TASK DETAILS
Lines that hold the word "Automatic" should be located and copied.

ITEMS
────────
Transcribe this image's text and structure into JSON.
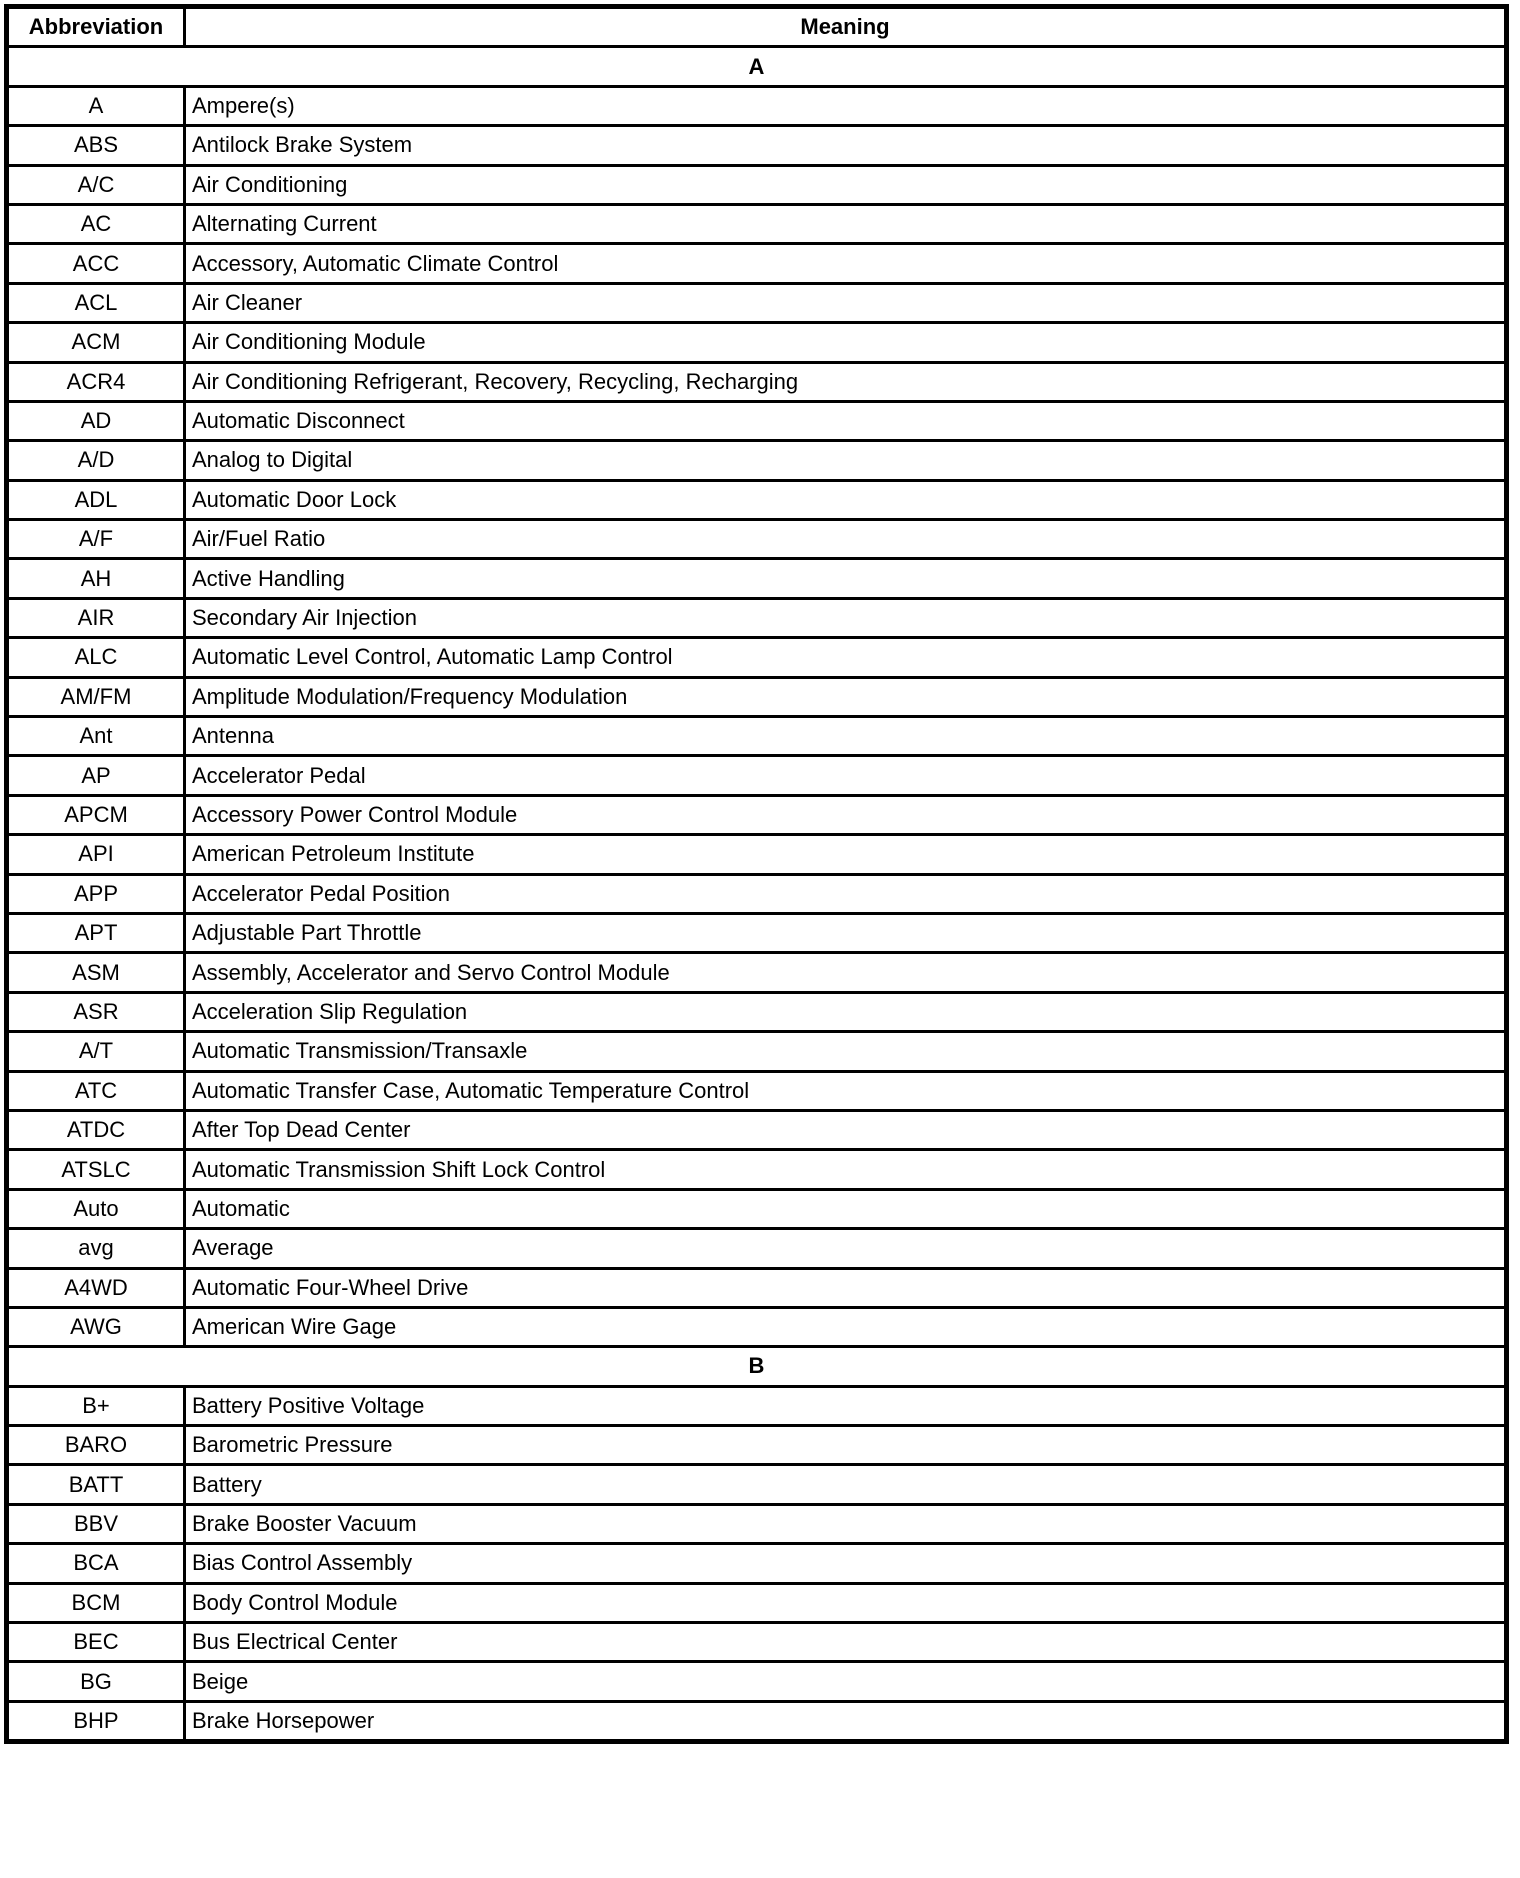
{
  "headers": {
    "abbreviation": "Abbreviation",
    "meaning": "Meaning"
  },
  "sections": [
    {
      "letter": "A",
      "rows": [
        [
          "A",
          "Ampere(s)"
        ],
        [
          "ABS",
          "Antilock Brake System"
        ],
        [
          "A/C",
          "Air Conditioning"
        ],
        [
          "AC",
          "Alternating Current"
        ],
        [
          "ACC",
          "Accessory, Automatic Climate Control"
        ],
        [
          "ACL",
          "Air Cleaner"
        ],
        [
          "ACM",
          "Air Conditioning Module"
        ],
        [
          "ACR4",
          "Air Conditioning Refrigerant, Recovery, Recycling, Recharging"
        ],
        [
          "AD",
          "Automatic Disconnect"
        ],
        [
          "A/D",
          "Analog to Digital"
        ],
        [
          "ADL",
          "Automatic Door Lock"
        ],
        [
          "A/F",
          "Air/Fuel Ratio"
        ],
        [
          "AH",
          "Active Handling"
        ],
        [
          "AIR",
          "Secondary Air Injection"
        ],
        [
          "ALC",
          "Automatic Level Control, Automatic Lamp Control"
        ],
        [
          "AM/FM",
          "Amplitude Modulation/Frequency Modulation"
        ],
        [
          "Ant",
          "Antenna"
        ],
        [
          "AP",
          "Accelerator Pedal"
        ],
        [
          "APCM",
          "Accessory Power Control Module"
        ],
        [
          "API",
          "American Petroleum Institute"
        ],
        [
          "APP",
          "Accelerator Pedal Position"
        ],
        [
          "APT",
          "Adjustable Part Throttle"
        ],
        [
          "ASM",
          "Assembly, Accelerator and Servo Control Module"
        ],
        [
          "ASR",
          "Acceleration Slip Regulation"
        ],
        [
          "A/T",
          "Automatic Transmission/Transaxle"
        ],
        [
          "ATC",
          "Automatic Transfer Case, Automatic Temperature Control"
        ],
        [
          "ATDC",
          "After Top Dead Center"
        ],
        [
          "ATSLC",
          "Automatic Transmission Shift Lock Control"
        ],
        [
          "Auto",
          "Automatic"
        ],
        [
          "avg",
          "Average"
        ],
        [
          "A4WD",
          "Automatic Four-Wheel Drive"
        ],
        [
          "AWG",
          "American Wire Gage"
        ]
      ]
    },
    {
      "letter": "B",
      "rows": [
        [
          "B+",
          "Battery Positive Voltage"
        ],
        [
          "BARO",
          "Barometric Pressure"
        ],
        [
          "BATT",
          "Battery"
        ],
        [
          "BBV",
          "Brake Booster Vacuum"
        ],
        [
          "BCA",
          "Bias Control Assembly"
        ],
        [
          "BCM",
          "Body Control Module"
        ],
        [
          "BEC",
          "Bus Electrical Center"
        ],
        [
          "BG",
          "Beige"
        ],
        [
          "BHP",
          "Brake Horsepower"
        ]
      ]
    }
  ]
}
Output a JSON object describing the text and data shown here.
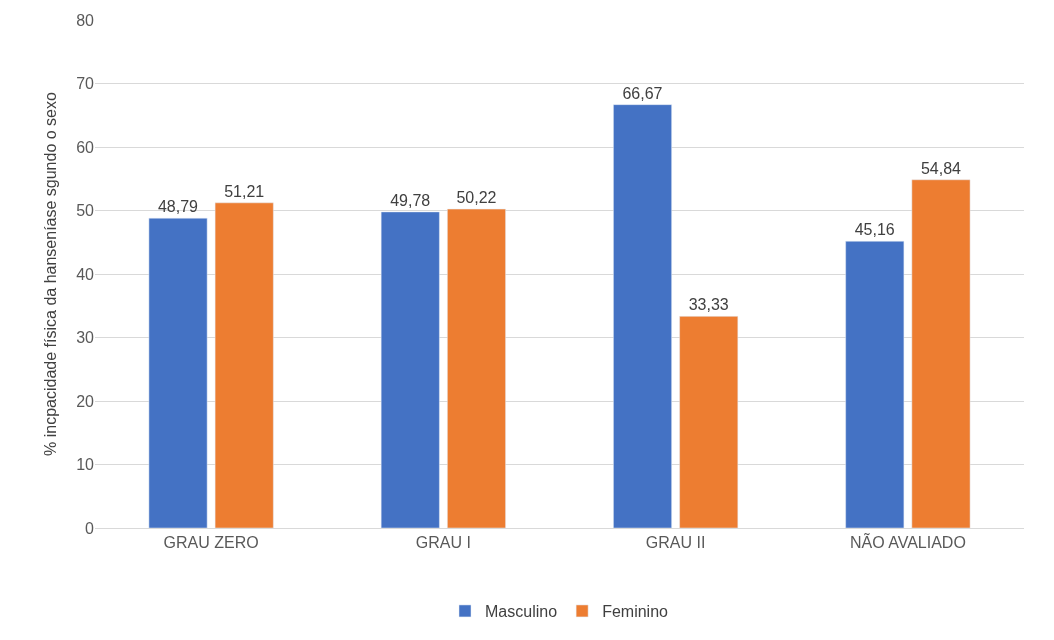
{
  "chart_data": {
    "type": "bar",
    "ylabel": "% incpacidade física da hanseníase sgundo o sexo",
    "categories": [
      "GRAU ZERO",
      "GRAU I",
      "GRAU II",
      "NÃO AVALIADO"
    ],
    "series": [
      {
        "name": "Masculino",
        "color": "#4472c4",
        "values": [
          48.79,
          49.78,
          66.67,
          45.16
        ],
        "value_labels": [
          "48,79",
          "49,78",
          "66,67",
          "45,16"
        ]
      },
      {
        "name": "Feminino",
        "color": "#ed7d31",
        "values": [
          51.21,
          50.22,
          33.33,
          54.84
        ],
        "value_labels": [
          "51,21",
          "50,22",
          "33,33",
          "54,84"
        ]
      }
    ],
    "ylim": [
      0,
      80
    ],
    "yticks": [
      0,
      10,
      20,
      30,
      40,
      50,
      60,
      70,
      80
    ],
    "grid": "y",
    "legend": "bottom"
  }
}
────────
THE RESPONSE
          "Accessory, Automatic Climate Control"
          "Automatic Disconnect"
          "Automatic Door Lock"
          "Automatic Level Control, Automatic Lamp Control"
          "Automatic Transmission/Transaxle"
          "Automatic Transfer Case, Automatic Temperature Control"
          "Automatic Transmission Shift Lock Control"
          "Automatic"
          "Automatic Four-Wheel Drive"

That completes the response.